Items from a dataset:
________

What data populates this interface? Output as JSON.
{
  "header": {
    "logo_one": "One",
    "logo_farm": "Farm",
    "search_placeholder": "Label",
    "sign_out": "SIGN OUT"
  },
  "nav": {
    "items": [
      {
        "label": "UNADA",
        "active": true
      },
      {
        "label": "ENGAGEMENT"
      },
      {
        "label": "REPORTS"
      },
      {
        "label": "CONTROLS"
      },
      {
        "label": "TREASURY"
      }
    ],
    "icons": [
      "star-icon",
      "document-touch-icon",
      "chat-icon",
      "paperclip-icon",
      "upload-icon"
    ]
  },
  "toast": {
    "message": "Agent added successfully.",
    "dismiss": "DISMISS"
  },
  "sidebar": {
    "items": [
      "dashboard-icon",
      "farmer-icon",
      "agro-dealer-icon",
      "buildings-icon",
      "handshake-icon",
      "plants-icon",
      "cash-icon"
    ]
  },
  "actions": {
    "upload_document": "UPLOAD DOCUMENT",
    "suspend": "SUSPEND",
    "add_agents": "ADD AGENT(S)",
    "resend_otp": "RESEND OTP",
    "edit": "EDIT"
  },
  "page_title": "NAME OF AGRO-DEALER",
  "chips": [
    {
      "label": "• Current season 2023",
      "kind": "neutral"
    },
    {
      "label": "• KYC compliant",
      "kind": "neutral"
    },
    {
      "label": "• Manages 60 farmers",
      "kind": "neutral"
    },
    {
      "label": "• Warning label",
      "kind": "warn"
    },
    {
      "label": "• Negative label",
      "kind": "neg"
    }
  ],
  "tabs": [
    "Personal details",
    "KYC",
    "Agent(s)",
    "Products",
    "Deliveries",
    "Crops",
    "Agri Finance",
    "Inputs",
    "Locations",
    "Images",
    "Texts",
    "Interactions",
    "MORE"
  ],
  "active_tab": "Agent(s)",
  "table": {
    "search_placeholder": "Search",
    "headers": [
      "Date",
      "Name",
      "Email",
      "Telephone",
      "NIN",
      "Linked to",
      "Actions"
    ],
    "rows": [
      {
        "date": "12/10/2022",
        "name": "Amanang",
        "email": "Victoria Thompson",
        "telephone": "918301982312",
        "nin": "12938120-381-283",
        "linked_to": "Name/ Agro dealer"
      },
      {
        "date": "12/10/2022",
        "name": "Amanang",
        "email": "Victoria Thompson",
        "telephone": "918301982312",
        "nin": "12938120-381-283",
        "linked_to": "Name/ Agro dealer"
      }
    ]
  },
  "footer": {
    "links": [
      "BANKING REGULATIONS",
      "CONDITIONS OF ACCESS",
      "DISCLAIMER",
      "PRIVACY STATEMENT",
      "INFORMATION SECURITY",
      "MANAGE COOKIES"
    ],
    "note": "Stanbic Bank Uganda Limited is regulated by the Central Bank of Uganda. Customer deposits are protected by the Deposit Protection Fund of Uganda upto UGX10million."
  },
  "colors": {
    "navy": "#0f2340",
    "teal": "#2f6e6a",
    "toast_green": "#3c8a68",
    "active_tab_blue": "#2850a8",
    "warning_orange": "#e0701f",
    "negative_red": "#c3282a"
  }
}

________

* **WRITTEN EXERCISE**
Reproduce each line of the material above precisely.

* **RESULT OF THE EXERCISE**
What data populates this interface? Output as JSON.
{
  "header": {
    "logo_one": "One",
    "logo_farm": "Farm",
    "search_placeholder": "Label",
    "sign_out": "SIGN OUT"
  },
  "nav": {
    "items": [
      {
        "label": "UNADA",
        "active": true
      },
      {
        "label": "ENGAGEMENT"
      },
      {
        "label": "REPORTS"
      },
      {
        "label": "CONTROLS"
      },
      {
        "label": "TREASURY"
      }
    ],
    "icons": [
      "star-icon",
      "document-touch-icon",
      "chat-icon",
      "paperclip-icon",
      "upload-icon"
    ]
  },
  "toast": {
    "message": "Agent added successfully.",
    "dismiss": "DISMISS"
  },
  "sidebar": {
    "items": [
      "dashboard-icon",
      "farmer-icon",
      "agro-dealer-icon",
      "buildings-icon",
      "handshake-icon",
      "plants-icon",
      "cash-icon"
    ]
  },
  "actions": {
    "upload_document": "UPLOAD DOCUMENT",
    "suspend": "SUSPEND",
    "add_agents": "ADD AGENT(S)",
    "resend_otp": "RESEND OTP",
    "edit": "EDIT"
  },
  "page_title": "NAME OF AGRO-DEALER",
  "chips": [
    {
      "label": "• Current season 2023",
      "kind": "neutral"
    },
    {
      "label": "• KYC compliant",
      "kind": "neutral"
    },
    {
      "label": "• Manages 60 farmers",
      "kind": "neutral"
    },
    {
      "label": "• Warning label",
      "kind": "warn"
    },
    {
      "label": "• Negative label",
      "kind": "neg"
    }
  ],
  "tabs": [
    "Personal details",
    "KYC",
    "Agent(s)",
    "Products",
    "Deliveries",
    "Crops",
    "Agri Finance",
    "Inputs",
    "Locations",
    "Images",
    "Texts",
    "Interactions",
    "MORE"
  ],
  "active_tab": "Agent(s)",
  "table": {
    "search_placeholder": "Search",
    "headers": [
      "Date",
      "Name",
      "Email",
      "Telephone",
      "NIN",
      "Linked to",
      "Actions"
    ],
    "rows": [
      {
        "date": "12/10/2022",
        "name": "Amanang",
        "email": "Victoria Thompson",
        "telephone": "918301982312",
        "nin": "12938120-381-283",
        "linked_to": "Name/ Agro dealer"
      },
      {
        "date": "12/10/2022",
        "name": "Amanang",
        "email": "Victoria Thompson",
        "telephone": "918301982312",
        "nin": "12938120-381-283",
        "linked_to": "Name/ Agro dealer"
      }
    ]
  },
  "footer": {
    "links": [
      "BANKING REGULATIONS",
      "CONDITIONS OF ACCESS",
      "DISCLAIMER",
      "PRIVACY STATEMENT",
      "INFORMATION SECURITY",
      "MANAGE COOKIES"
    ],
    "note": "Stanbic Bank Uganda Limited is regulated by the Central Bank of Uganda. Customer deposits are protected by the Deposit Protection Fund of Uganda upto UGX10million."
  },
  "colors": {
    "navy": "#0f2340",
    "teal": "#2f6e6a",
    "toast_green": "#3c8a68",
    "active_tab_blue": "#2850a8",
    "warning_orange": "#e0701f",
    "negative_red": "#c3282a"
  }
}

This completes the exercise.